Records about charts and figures

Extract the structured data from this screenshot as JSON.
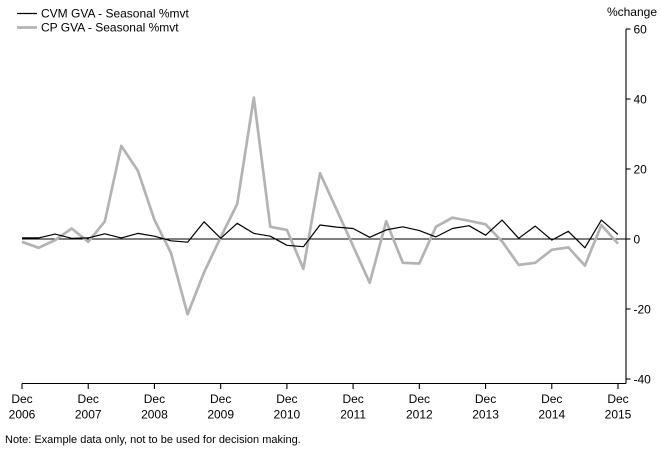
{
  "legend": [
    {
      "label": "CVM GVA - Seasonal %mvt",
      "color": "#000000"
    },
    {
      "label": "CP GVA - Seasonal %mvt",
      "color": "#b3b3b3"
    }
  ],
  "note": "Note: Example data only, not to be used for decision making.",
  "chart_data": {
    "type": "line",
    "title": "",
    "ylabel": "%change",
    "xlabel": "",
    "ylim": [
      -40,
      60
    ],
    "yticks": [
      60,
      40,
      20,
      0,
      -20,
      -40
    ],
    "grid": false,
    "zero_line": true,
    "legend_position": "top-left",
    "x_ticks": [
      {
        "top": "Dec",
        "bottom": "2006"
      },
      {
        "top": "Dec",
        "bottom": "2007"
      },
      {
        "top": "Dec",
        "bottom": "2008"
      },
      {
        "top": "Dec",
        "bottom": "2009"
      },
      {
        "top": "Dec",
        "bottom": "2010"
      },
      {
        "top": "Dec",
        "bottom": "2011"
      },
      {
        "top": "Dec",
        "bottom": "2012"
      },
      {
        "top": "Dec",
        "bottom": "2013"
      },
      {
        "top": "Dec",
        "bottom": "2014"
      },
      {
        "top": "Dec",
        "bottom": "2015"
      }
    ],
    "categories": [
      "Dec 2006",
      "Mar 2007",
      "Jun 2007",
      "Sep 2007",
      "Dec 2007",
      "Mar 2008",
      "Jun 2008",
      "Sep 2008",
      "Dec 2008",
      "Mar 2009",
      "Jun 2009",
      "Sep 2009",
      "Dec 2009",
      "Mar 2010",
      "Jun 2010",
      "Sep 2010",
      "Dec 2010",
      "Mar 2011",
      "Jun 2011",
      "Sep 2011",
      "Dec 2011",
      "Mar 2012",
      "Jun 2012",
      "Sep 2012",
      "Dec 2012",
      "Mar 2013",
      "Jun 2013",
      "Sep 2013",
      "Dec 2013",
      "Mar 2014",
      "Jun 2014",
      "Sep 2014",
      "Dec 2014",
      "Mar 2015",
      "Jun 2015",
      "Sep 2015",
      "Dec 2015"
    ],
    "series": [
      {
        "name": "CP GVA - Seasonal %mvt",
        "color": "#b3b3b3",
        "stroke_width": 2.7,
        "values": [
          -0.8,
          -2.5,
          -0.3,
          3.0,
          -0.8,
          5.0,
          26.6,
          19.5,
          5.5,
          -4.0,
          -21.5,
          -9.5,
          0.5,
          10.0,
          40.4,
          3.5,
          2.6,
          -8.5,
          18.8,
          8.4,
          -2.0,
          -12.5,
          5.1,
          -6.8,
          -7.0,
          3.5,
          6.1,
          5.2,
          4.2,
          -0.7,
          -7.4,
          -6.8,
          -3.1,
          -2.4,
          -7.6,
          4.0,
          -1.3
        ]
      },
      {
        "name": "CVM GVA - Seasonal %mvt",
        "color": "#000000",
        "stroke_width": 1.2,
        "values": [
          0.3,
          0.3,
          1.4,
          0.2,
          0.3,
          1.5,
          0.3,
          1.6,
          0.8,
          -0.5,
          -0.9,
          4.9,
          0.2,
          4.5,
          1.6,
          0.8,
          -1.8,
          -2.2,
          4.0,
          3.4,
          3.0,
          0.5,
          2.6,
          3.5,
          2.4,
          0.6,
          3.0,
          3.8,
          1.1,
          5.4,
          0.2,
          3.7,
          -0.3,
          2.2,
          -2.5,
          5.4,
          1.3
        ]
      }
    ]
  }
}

Exercise objective: List all lines holding the string "color".

Answer below:
      "color": "#000000"
      "color": "#b3b3b3"
        "color": "#b3b3b3",
        "color": "#000000",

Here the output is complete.